**WORK INSTRUCTIONS**:
Can you write out all of the material below, word for word?

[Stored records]
=====

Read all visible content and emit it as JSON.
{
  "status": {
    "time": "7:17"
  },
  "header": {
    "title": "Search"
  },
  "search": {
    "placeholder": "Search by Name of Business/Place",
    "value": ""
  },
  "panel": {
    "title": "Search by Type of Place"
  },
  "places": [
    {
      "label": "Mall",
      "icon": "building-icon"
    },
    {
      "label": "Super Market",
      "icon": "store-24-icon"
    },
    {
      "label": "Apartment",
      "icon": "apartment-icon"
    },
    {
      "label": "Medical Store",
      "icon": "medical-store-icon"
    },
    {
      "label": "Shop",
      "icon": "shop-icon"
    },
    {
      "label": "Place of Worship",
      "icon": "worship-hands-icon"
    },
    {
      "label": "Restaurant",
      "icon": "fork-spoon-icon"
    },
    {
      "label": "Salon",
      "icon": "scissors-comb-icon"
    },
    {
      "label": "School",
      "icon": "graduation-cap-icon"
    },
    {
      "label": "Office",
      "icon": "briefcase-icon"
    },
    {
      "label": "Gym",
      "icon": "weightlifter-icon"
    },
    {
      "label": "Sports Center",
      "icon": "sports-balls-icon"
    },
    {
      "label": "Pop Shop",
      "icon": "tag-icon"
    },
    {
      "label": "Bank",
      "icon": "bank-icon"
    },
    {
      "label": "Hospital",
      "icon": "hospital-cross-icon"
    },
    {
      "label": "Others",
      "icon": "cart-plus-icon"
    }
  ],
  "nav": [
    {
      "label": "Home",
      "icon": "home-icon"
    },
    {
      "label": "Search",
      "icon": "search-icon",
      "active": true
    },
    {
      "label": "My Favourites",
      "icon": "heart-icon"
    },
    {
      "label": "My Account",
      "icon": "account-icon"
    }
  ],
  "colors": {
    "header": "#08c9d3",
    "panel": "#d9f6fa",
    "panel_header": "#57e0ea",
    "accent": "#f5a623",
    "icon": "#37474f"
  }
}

=====

**COMPLETE ANSWER**:
Read all visible content and emit it as JSON.
{
  "status": {
    "time": "7:17"
  },
  "header": {
    "title": "Search"
  },
  "search": {
    "placeholder": "Search by Name of Business/Place",
    "value": ""
  },
  "panel": {
    "title": "Search by Type of Place"
  },
  "places": [
    {
      "label": "Mall",
      "icon": "building-icon"
    },
    {
      "label": "Super Market",
      "icon": "store-24-icon"
    },
    {
      "label": "Apartment",
      "icon": "apartment-icon"
    },
    {
      "label": "Medical Store",
      "icon": "medical-store-icon"
    },
    {
      "label": "Shop",
      "icon": "shop-icon"
    },
    {
      "label": "Place of Worship",
      "icon": "worship-hands-icon"
    },
    {
      "label": "Restaurant",
      "icon": "fork-spoon-icon"
    },
    {
      "label": "Salon",
      "icon": "scissors-comb-icon"
    },
    {
      "label": "School",
      "icon": "graduation-cap-icon"
    },
    {
      "label": "Office",
      "icon": "briefcase-icon"
    },
    {
      "label": "Gym",
      "icon": "weightlifter-icon"
    },
    {
      "label": "Sports Center",
      "icon": "sports-balls-icon"
    },
    {
      "label": "Pop Shop",
      "icon": "tag-icon"
    },
    {
      "label": "Bank",
      "icon": "bank-icon"
    },
    {
      "label": "Hospital",
      "icon": "hospital-cross-icon"
    },
    {
      "label": "Others",
      "icon": "cart-plus-icon"
    }
  ],
  "nav": [
    {
      "label": "Home",
      "icon": "home-icon"
    },
    {
      "label": "Search",
      "icon": "search-icon",
      "active": true
    },
    {
      "label": "My Favourites",
      "icon": "heart-icon"
    },
    {
      "label": "My Account",
      "icon": "account-icon"
    }
  ],
  "colors": {
    "header": "#08c9d3",
    "panel": "#d9f6fa",
    "panel_header": "#57e0ea",
    "accent": "#f5a623",
    "icon": "#37474f"
  }
}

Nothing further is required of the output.